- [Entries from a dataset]
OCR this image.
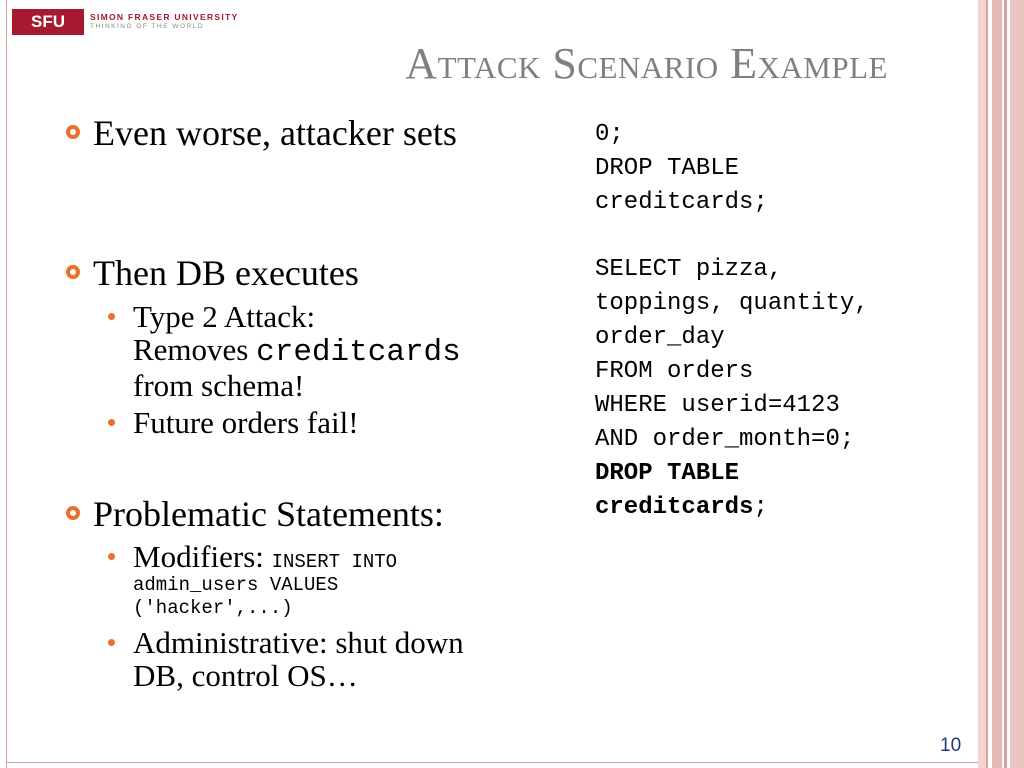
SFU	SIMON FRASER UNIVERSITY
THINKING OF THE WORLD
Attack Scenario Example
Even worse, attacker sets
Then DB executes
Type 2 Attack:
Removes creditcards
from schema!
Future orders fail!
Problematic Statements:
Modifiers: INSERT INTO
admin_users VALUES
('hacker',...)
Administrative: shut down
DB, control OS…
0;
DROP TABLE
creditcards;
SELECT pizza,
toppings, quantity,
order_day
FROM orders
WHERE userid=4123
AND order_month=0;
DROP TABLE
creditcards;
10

--

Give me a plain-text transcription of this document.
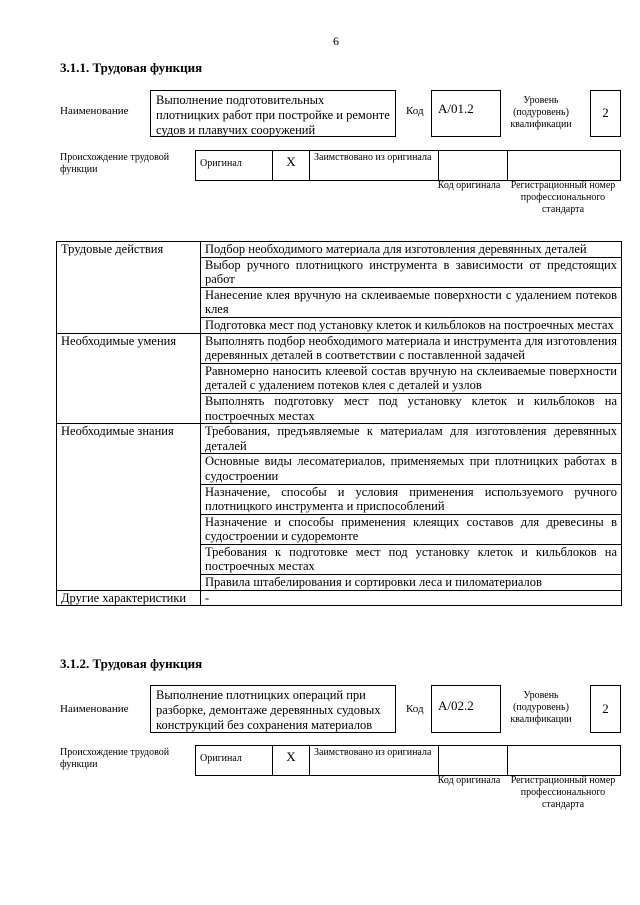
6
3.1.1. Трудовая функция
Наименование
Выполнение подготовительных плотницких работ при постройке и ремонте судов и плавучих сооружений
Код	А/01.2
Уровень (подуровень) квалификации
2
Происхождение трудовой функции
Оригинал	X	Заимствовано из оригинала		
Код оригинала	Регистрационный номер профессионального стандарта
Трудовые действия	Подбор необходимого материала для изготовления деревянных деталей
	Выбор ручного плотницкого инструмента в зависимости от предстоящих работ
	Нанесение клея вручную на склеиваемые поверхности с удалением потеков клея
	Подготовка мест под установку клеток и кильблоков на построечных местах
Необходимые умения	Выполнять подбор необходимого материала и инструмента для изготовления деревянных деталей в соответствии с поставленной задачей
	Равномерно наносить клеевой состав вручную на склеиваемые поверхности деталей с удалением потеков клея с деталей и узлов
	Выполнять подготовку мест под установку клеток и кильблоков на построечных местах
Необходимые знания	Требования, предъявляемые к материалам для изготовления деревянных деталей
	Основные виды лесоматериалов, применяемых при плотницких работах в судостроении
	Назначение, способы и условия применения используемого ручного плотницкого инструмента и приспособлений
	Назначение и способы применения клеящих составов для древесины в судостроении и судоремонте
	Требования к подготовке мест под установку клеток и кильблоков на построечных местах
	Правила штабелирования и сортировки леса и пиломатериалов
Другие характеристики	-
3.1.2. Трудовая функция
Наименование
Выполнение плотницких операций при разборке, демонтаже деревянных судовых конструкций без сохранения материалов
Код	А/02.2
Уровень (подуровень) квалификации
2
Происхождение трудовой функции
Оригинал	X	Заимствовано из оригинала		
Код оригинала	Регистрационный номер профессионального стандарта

- [WHAT TO PRODUCE] Copy out each line of the data containing the string "установку".

- [EXPECTED ANSWER]
	Подготовка мест под установку клеток и кильблоков на построечных местах
	Выполнять подготовку мест под установку клеток и кильблоков на построечных местах
	Требования к подготовке мест под установку клеток и кильблоков на построечных местах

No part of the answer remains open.